(Stored entries)
▬▬▬▬▬▬▬▬▬▬
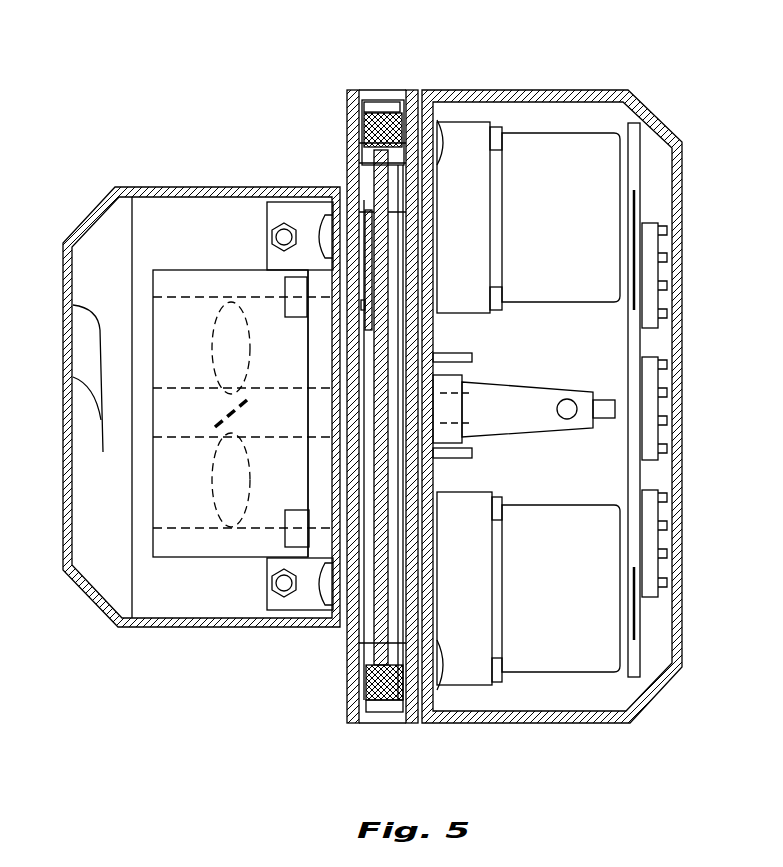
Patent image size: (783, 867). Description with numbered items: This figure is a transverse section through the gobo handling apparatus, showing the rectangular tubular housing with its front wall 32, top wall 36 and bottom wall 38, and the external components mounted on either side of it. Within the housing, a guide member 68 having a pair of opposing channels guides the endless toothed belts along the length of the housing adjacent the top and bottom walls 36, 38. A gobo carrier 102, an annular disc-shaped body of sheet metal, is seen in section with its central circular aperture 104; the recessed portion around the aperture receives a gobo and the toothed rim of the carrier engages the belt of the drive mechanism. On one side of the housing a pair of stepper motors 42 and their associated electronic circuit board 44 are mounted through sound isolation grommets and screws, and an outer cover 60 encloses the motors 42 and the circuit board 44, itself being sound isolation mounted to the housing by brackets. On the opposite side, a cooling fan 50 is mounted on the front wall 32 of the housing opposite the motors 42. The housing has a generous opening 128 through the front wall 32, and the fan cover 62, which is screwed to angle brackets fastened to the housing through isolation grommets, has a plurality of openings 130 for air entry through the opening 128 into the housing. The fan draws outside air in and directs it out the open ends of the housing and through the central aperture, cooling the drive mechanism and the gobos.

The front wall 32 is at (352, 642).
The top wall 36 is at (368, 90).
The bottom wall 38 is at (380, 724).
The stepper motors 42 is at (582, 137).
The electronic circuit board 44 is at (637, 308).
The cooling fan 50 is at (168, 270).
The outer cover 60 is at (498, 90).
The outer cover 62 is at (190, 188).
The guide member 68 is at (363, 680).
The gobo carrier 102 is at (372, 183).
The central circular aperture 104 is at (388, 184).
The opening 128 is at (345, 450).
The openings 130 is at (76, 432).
▬▬▬▬▬▬▬▬▬▬
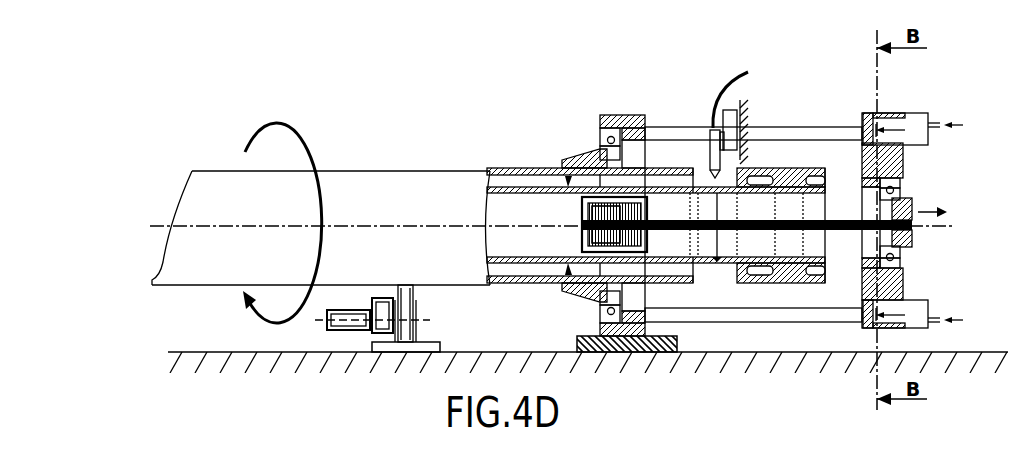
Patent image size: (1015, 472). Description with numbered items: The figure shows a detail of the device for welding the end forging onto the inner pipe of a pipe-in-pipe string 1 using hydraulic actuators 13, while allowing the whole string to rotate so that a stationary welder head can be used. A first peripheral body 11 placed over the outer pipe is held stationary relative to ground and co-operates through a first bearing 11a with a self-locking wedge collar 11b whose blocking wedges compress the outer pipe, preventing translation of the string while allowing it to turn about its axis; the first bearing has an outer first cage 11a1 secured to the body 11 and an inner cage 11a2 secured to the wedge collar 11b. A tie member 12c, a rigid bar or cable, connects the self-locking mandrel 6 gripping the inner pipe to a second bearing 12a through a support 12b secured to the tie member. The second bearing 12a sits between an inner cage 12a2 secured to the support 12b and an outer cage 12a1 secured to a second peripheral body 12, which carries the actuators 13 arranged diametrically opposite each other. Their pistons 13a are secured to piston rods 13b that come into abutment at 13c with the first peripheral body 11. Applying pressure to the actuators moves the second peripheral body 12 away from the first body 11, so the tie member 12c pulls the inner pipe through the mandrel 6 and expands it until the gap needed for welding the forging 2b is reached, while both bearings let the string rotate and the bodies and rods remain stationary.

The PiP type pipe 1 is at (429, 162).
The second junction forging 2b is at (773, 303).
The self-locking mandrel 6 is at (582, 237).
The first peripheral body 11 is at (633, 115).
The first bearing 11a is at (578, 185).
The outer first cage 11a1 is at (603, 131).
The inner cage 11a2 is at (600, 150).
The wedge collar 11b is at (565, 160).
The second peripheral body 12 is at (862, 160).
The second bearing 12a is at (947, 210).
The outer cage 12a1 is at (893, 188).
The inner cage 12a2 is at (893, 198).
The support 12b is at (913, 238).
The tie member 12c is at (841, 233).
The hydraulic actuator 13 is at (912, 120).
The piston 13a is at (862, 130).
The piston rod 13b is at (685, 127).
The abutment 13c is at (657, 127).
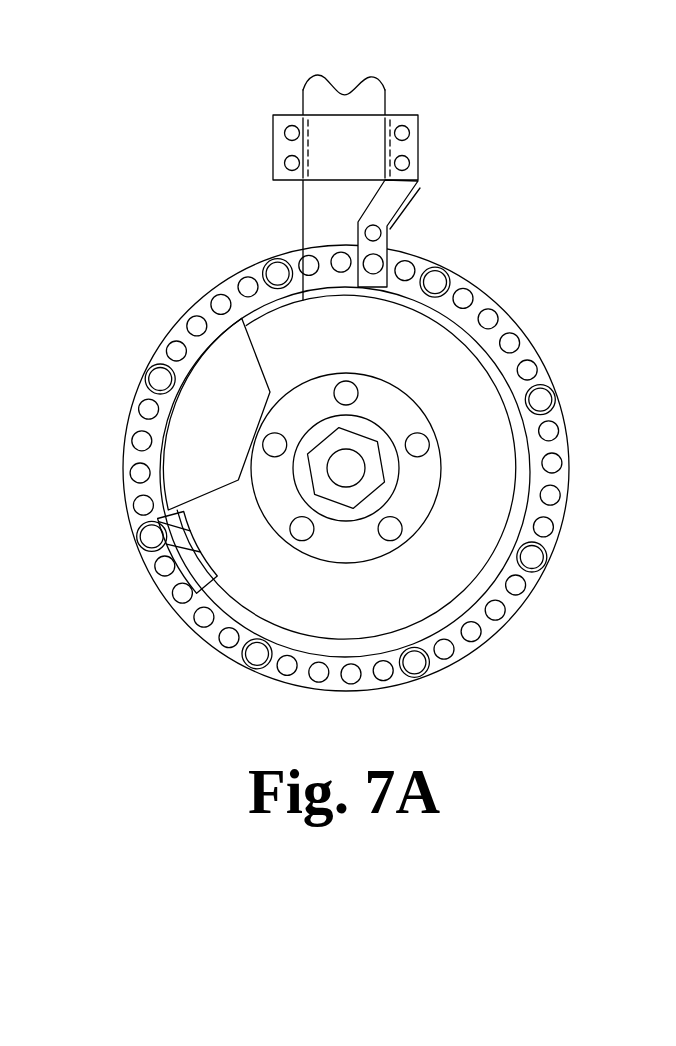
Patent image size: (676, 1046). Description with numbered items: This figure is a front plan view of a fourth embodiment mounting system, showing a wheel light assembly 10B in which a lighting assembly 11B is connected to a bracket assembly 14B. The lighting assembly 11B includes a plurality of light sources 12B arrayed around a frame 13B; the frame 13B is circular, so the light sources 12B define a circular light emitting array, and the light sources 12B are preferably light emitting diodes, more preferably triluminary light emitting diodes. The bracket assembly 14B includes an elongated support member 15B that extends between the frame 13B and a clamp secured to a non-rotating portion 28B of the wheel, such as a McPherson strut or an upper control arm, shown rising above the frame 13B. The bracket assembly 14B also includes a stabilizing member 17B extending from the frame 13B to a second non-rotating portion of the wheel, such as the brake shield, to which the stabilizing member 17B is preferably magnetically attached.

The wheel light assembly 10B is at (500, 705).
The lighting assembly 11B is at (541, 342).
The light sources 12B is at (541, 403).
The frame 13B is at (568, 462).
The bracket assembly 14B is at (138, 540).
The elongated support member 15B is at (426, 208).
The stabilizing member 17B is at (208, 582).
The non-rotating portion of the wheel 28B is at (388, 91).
▬▬▬▬▬▬▬▬▬▬
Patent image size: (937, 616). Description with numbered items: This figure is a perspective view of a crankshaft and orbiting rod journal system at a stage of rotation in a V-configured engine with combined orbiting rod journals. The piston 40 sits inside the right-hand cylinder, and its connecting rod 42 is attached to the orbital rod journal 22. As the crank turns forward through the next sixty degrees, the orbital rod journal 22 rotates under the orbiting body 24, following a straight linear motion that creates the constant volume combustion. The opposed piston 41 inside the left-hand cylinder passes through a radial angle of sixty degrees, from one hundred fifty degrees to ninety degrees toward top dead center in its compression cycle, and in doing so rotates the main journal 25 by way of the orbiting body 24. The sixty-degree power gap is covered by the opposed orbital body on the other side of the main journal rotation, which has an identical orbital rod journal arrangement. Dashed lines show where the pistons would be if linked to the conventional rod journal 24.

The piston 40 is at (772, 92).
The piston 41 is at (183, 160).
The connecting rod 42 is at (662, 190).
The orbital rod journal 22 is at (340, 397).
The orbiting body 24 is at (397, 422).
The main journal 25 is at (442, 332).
▬▬▬▬▬▬▬▬▬▬
Can you extract everything from the line containing "Patent image size: (783, 867)." down to the line containing "The stepper motors 42 is at (582, 137).", both included, and reproduce those lines verbatim?

#### Solution for this problem:
Patent image size: (783, 867). Description with numbered items: This figure is a transverse section through the gobo handling apparatus, showing the rectangular tubular housing with its front wall 32, top wall 36 and bottom wall 38, and the external components mounted on either side of it. Within the housing, a guide member 68 having a pair of opposing channels guides the endless toothed belts along the length of the housing adjacent the top and bottom walls 36, 38. A gobo carrier 102, an annular disc-shaped body of sheet metal, is seen in section with its central circular aperture 104; the recessed portion around the aperture receives a gobo and the toothed rim of the carrier engages the belt of the drive mechanism. On one side of the housing a pair of stepper motors 42 and their associated electronic circuit board 44 are mounted through sound isolation grommets and screws, and an outer cover 60 encloses the motors 42 and the circuit board 44, itself being sound isolation mounted to the housing by brackets. On the opposite side, a cooling fan 50 is mounted on the front wall 32 of the housing opposite the motors 42. The housing has a generous opening 128 through the front wall 32, and the fan cover 62, which is screwed to angle brackets fastened to the housing through isolation grommets, has a plurality of openings 130 for air entry through the opening 128 into the housing. The fan draws outside air in and directs it out the open ends of the housing and through the central aperture, cooling the drive mechanism and the gobos.

The front wall 32 is at (352, 642).
The top wall 36 is at (368, 90).
The bottom wall 38 is at (380, 724).
The stepper motors 42 is at (582, 137).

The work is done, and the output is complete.